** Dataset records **
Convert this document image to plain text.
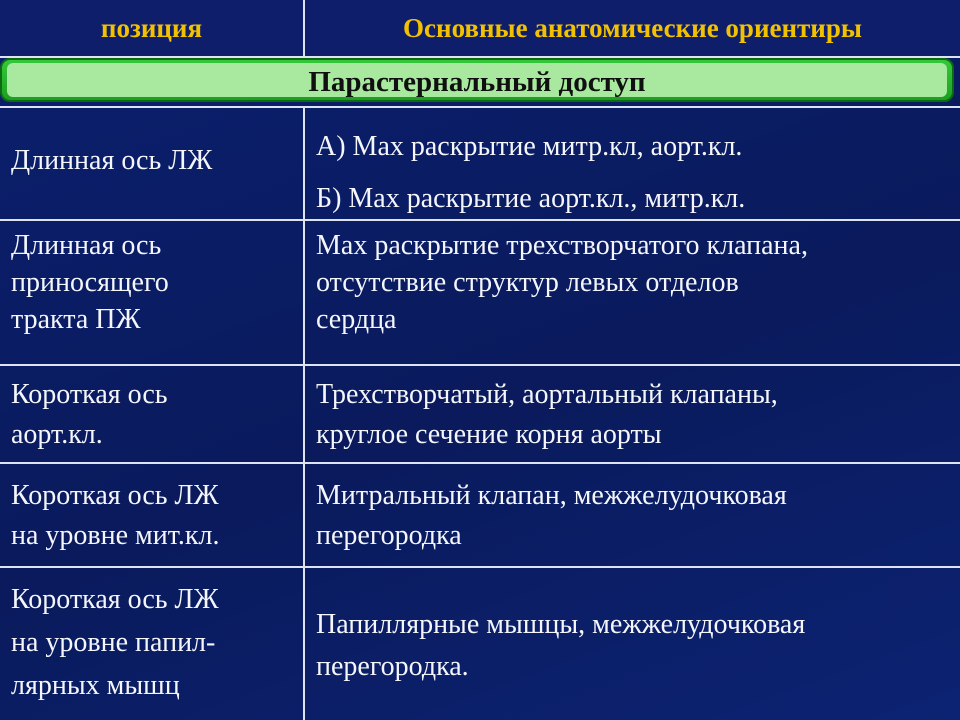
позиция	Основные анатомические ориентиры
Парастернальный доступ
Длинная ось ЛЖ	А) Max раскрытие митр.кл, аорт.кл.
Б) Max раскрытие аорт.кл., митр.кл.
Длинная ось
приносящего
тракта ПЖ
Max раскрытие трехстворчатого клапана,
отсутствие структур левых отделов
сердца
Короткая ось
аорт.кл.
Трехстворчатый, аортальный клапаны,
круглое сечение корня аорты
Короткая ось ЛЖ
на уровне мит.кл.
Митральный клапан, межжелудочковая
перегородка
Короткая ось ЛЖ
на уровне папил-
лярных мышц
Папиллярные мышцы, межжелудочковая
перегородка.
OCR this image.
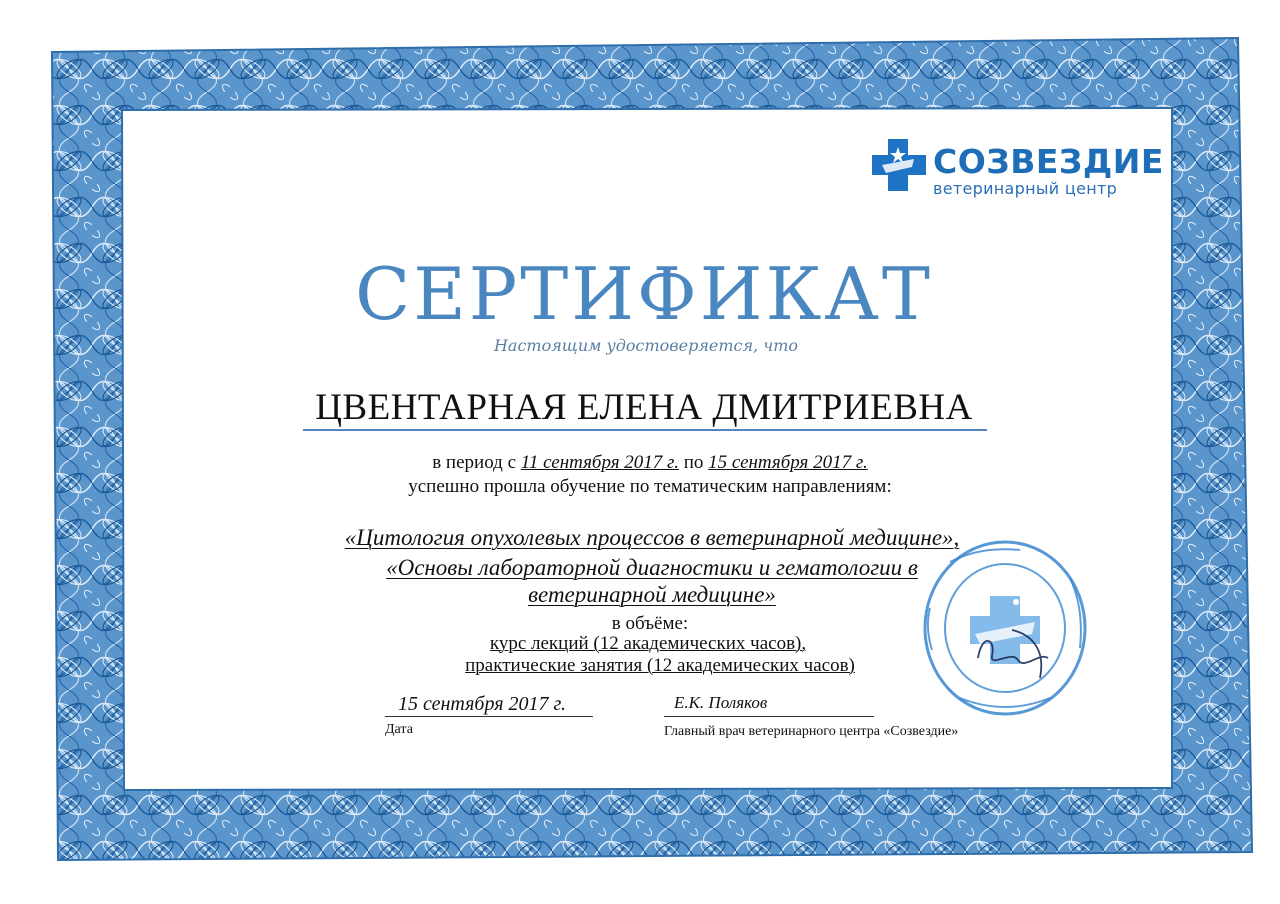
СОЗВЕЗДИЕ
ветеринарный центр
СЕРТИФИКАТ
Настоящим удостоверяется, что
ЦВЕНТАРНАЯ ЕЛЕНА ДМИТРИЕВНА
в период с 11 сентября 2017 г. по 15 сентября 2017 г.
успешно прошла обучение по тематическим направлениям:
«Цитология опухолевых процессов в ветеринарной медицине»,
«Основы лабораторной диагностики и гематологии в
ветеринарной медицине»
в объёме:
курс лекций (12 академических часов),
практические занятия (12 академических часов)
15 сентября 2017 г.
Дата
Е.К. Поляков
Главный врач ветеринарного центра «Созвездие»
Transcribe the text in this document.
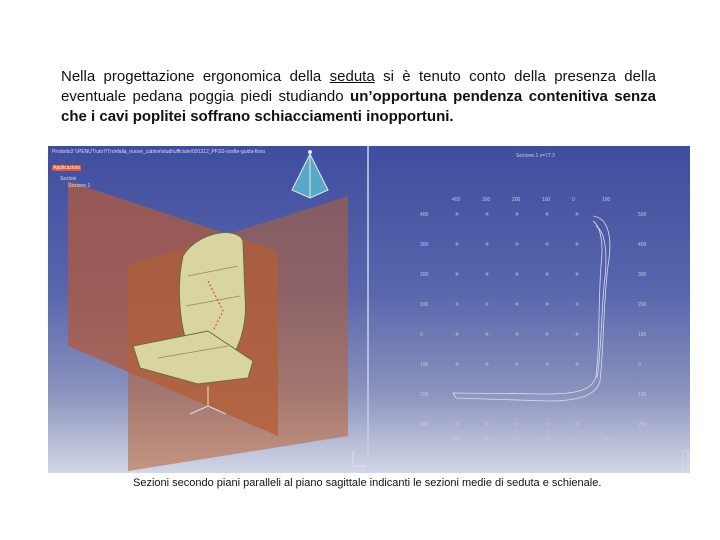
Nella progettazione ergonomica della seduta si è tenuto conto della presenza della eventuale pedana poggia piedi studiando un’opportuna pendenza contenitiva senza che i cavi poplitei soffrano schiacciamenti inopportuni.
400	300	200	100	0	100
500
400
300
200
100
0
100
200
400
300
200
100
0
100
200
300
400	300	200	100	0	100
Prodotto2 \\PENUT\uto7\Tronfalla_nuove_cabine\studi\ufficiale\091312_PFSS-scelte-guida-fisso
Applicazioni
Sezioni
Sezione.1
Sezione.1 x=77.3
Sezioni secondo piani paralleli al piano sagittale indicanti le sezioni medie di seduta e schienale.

** WHAT THE TASK REQUIRES **
Reproduce nothing but the lines that run from the line containing "Transcribe the text in this document." through the last line of the records, inclusive. Omit the pictures.

** RESPONSE BELOW **
Transcribe the text in this document.
Nella progettazione ergonomica della seduta si è tenuto conto della presenza della eventuale pedana poggia piedi studiando un’opportuna pendenza contenitiva senza che i cavi poplitei soffrano schiacciamenti inopportuni.
400	300	200	100	0	100
500
400
300
200
100
0
100
200
400
300
200
100
0
100
200
300
400	300	200	100	0	100
Prodotto2 \\PENUT\uto7\Tronfalla_nuove_cabine\studi\ufficiale\091312_PFSS-scelte-guida-fisso
Applicazioni
Sezioni
Sezione.1
Sezione.1 x=77.3
Sezioni secondo piani paralleli al piano sagittale indicanti le sezioni medie di seduta e schienale.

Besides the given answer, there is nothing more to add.